**REQUIRED WORK**. Retype the data that follows line by line, exactly, and leave its pictures out.
** Start of PROVIDED MATERIAL **
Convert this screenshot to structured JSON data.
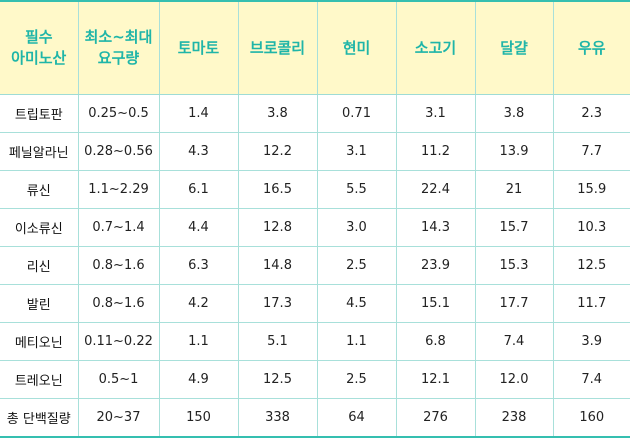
{
  "header": {
    "label_line1": "필수",
    "label_line2": "아미노산",
    "req_line1": "최소~최대",
    "req_line2": "요구량",
    "foods": [
      "토마토",
      "브로콜리",
      "현미",
      "소고기",
      "달걀",
      "우유"
    ]
  },
  "rows": [
    {
      "name": "트립토판",
      "req": "0.25~0.5",
      "values": [
        "1.4",
        "3.8",
        "0.71",
        "3.1",
        "3.8",
        "2.3"
      ]
    },
    {
      "name": "페닐알라닌",
      "req": "0.28~0.56",
      "values": [
        "4.3",
        "12.2",
        "3.1",
        "11.2",
        "13.9",
        "7.7"
      ]
    },
    {
      "name": "류신",
      "req": "1.1~2.29",
      "values": [
        "6.1",
        "16.5",
        "5.5",
        "22.4",
        "21",
        "15.9"
      ]
    },
    {
      "name": "이소류신",
      "req": "0.7~1.4",
      "values": [
        "4.4",
        "12.8",
        "3.0",
        "14.3",
        "15.7",
        "10.3"
      ]
    },
    {
      "name": "리신",
      "req": "0.8~1.6",
      "values": [
        "6.3",
        "14.8",
        "2.5",
        "23.9",
        "15.3",
        "12.5"
      ]
    },
    {
      "name": "발린",
      "req": "0.8~1.6",
      "values": [
        "4.2",
        "17.3",
        "4.5",
        "15.1",
        "17.7",
        "11.7"
      ]
    },
    {
      "name": "메티오닌",
      "req": "0.11~0.22",
      "values": [
        "1.1",
        "5.1",
        "1.1",
        "6.8",
        "7.4",
        "3.9"
      ]
    },
    {
      "name": "트레오닌",
      "req": "0.5~1",
      "values": [
        "4.9",
        "12.5",
        "2.5",
        "12.1",
        "12.0",
        "7.4"
      ]
    },
    {
      "name": "총 단백질량",
      "req": "20~37",
      "values": [
        "150",
        "338",
        "64",
        "276",
        "238",
        "160"
      ]
    }
  ],
  "colors": {
    "header_bg": "#fff9c9",
    "header_text": "#1fb5a8",
    "rule": "#35bfb0",
    "grid": "#a8e0da"
  }
}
** End of PROVIDED MATERIAL **
**RESPONSE TO THE EXERCISE**.
Convert this screenshot to structured JSON data.
{
  "header": {
    "label_line1": "필수",
    "label_line2": "아미노산",
    "req_line1": "최소~최대",
    "req_line2": "요구량",
    "foods": [
      "토마토",
      "브로콜리",
      "현미",
      "소고기",
      "달걀",
      "우유"
    ]
  },
  "rows": [
    {
      "name": "트립토판",
      "req": "0.25~0.5",
      "values": [
        "1.4",
        "3.8",
        "0.71",
        "3.1",
        "3.8",
        "2.3"
      ]
    },
    {
      "name": "페닐알라닌",
      "req": "0.28~0.56",
      "values": [
        "4.3",
        "12.2",
        "3.1",
        "11.2",
        "13.9",
        "7.7"
      ]
    },
    {
      "name": "류신",
      "req": "1.1~2.29",
      "values": [
        "6.1",
        "16.5",
        "5.5",
        "22.4",
        "21",
        "15.9"
      ]
    },
    {
      "name": "이소류신",
      "req": "0.7~1.4",
      "values": [
        "4.4",
        "12.8",
        "3.0",
        "14.3",
        "15.7",
        "10.3"
      ]
    },
    {
      "name": "리신",
      "req": "0.8~1.6",
      "values": [
        "6.3",
        "14.8",
        "2.5",
        "23.9",
        "15.3",
        "12.5"
      ]
    },
    {
      "name": "발린",
      "req": "0.8~1.6",
      "values": [
        "4.2",
        "17.3",
        "4.5",
        "15.1",
        "17.7",
        "11.7"
      ]
    },
    {
      "name": "메티오닌",
      "req": "0.11~0.22",
      "values": [
        "1.1",
        "5.1",
        "1.1",
        "6.8",
        "7.4",
        "3.9"
      ]
    },
    {
      "name": "트레오닌",
      "req": "0.5~1",
      "values": [
        "4.9",
        "12.5",
        "2.5",
        "12.1",
        "12.0",
        "7.4"
      ]
    },
    {
      "name": "총 단백질량",
      "req": "20~37",
      "values": [
        "150",
        "338",
        "64",
        "276",
        "238",
        "160"
      ]
    }
  ],
  "colors": {
    "header_bg": "#fff9c9",
    "header_text": "#1fb5a8",
    "rule": "#35bfb0",
    "grid": "#a8e0da"
  }
}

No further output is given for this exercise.